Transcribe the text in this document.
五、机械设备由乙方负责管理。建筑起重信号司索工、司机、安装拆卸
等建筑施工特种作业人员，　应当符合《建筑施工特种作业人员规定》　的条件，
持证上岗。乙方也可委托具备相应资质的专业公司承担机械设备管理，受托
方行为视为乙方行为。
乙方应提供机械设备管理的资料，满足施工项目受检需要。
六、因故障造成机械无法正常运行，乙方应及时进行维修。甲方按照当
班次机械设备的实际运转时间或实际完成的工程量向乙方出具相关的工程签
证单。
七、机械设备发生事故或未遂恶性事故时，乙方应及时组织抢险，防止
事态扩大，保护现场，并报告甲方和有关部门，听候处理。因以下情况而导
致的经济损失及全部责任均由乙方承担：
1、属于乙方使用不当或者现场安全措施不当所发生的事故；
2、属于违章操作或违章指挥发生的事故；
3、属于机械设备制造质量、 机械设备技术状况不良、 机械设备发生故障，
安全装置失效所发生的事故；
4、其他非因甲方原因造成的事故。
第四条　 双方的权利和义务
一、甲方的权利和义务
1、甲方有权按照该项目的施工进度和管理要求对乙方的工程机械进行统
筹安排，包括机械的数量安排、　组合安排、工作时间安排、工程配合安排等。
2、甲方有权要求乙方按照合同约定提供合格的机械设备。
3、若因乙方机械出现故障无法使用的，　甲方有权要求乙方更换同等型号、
────────────────────
WHAT TO PRODUCE - Your task is to quote all of the data word for word.

TASK SOLUTION -
Transcribe the text in this document.
五、机械设备由乙方负责管理。建筑起重信号司索工、司机、安装拆卸
等建筑施工特种作业人员，　应当符合《建筑施工特种作业人员规定》　的条件，
持证上岗。乙方也可委托具备相应资质的专业公司承担机械设备管理，受托
方行为视为乙方行为。
乙方应提供机械设备管理的资料，满足施工项目受检需要。
六、因故障造成机械无法正常运行，乙方应及时进行维修。甲方按照当
班次机械设备的实际运转时间或实际完成的工程量向乙方出具相关的工程签
证单。
七、机械设备发生事故或未遂恶性事故时，乙方应及时组织抢险，防止
事态扩大，保护现场，并报告甲方和有关部门，听候处理。因以下情况而导
致的经济损失及全部责任均由乙方承担：
1、属于乙方使用不当或者现场安全措施不当所发生的事故；
2、属于违章操作或违章指挥发生的事故；
3、属于机械设备制造质量、 机械设备技术状况不良、 机械设备发生故障，
安全装置失效所发生的事故；
4、其他非因甲方原因造成的事故。
第四条　 双方的权利和义务
一、甲方的权利和义务
1、甲方有权按照该项目的施工进度和管理要求对乙方的工程机械进行统
筹安排，包括机械的数量安排、　组合安排、工作时间安排、工程配合安排等。
2、甲方有权要求乙方按照合同约定提供合格的机械设备。
3、若因乙方机械出现故障无法使用的，　甲方有权要求乙方更换同等型号、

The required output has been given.